* WHAT YOU HAVE TO DO: Copy every line of the data below word for word, with nothing left out or changed.

--- EXTRACTED DATA ---

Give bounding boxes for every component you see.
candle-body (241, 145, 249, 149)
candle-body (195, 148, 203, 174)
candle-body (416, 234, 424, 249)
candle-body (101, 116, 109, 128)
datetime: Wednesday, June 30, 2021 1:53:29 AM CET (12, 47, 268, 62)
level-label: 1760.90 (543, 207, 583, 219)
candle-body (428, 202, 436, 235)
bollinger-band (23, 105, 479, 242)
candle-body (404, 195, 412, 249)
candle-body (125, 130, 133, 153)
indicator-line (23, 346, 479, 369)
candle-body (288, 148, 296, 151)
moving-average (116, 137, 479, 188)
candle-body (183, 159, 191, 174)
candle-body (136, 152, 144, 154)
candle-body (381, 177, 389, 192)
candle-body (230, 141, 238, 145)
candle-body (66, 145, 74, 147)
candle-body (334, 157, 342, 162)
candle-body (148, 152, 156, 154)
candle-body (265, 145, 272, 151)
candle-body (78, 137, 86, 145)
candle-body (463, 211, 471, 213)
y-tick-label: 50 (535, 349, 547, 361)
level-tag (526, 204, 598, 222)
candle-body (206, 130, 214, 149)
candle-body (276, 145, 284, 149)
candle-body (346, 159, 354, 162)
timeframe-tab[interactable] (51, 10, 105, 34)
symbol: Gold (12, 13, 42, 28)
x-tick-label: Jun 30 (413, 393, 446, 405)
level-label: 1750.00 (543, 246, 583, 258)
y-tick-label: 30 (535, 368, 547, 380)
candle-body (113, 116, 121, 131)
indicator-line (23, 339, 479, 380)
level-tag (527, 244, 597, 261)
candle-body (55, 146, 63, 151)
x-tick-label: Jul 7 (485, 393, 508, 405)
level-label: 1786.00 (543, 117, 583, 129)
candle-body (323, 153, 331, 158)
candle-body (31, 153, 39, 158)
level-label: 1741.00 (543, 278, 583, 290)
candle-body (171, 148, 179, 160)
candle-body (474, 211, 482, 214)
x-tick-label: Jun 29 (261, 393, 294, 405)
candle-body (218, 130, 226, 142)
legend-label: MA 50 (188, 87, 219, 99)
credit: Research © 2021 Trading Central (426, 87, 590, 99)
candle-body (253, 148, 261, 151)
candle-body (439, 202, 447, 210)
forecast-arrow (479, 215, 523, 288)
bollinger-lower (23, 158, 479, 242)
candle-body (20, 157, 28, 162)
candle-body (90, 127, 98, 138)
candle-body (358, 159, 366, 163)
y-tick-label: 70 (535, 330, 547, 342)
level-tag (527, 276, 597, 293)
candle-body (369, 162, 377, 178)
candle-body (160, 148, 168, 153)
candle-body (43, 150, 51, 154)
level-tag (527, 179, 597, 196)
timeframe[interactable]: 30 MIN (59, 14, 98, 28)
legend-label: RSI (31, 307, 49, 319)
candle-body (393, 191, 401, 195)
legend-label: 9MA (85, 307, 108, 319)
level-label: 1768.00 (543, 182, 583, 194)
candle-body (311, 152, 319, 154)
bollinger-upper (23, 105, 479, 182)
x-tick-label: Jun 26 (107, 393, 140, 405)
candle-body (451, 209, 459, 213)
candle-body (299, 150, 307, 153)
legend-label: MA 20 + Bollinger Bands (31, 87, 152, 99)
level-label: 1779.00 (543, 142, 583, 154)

---

* FINAL RESULT:
Give bounding boxes for every component you see.
candle-body (241, 145, 249, 149)
candle-body (195, 148, 203, 174)
candle-body (416, 234, 424, 249)
candle-body (101, 116, 109, 128)
datetime: Wednesday, June 30, 2021 1:53:29 AM CET (12, 47, 268, 62)
level-label: 1760.90 (543, 207, 583, 219)
candle-body (428, 202, 436, 235)
bollinger-band (23, 105, 479, 242)
candle-body (404, 195, 412, 249)
candle-body (125, 130, 133, 153)
indicator-line (23, 346, 479, 369)
candle-body (288, 148, 296, 151)
moving-average (116, 137, 479, 188)
candle-body (183, 159, 191, 174)
candle-body (136, 152, 144, 154)
candle-body (381, 177, 389, 192)
candle-body (230, 141, 238, 145)
candle-body (66, 145, 74, 147)
candle-body (334, 157, 342, 162)
candle-body (148, 152, 156, 154)
candle-body (265, 145, 272, 151)
candle-body (78, 137, 86, 145)
candle-body (463, 211, 471, 213)
y-tick-label: 50 (535, 349, 547, 361)
level-tag (526, 204, 598, 222)
candle-body (206, 130, 214, 149)
candle-body (276, 145, 284, 149)
candle-body (346, 159, 354, 162)
timeframe-tab[interactable] (51, 10, 105, 34)
symbol: Gold (12, 13, 42, 28)
x-tick-label: Jun 30 (413, 393, 446, 405)
level-label: 1750.00 (543, 246, 583, 258)
y-tick-label: 30 (535, 368, 547, 380)
candle-body (113, 116, 121, 131)
indicator-line (23, 339, 479, 380)
level-tag (527, 244, 597, 261)
candle-body (55, 146, 63, 151)
x-tick-label: Jul 7 (485, 393, 508, 405)
level-label: 1786.00 (543, 117, 583, 129)
candle-body (323, 153, 331, 158)
candle-body (31, 153, 39, 158)
level-label: 1741.00 (543, 278, 583, 290)
candle-body (171, 148, 179, 160)
candle-body (474, 211, 482, 214)
x-tick-label: Jun 29 (261, 393, 294, 405)
candle-body (218, 130, 226, 142)
legend-label: MA 50 (188, 87, 219, 99)
credit: Research © 2021 Trading Central (426, 87, 590, 99)
candle-body (253, 148, 261, 151)
candle-body (439, 202, 447, 210)
forecast-arrow (479, 215, 523, 288)
bollinger-lower (23, 158, 479, 242)
candle-body (20, 157, 28, 162)
candle-body (90, 127, 98, 138)
candle-body (358, 159, 366, 163)
y-tick-label: 70 (535, 330, 547, 342)
level-tag (527, 276, 597, 293)
candle-body (369, 162, 377, 178)
candle-body (160, 148, 168, 153)
candle-body (43, 150, 51, 154)
level-tag (527, 179, 597, 196)
timeframe[interactable]: 30 MIN (59, 14, 98, 28)
legend-label: RSI (31, 307, 49, 319)
candle-body (393, 191, 401, 195)
legend-label: 9MA (85, 307, 108, 319)
level-label: 1768.00 (543, 182, 583, 194)
candle-body (311, 152, 319, 154)
bollinger-upper (23, 105, 479, 182)
x-tick-label: Jun 26 (107, 393, 140, 405)
candle-body (451, 209, 459, 213)
candle-body (299, 150, 307, 153)
legend-label: MA 20 + Bollinger Bands (31, 87, 152, 99)
level-label: 1779.00 (543, 142, 583, 154)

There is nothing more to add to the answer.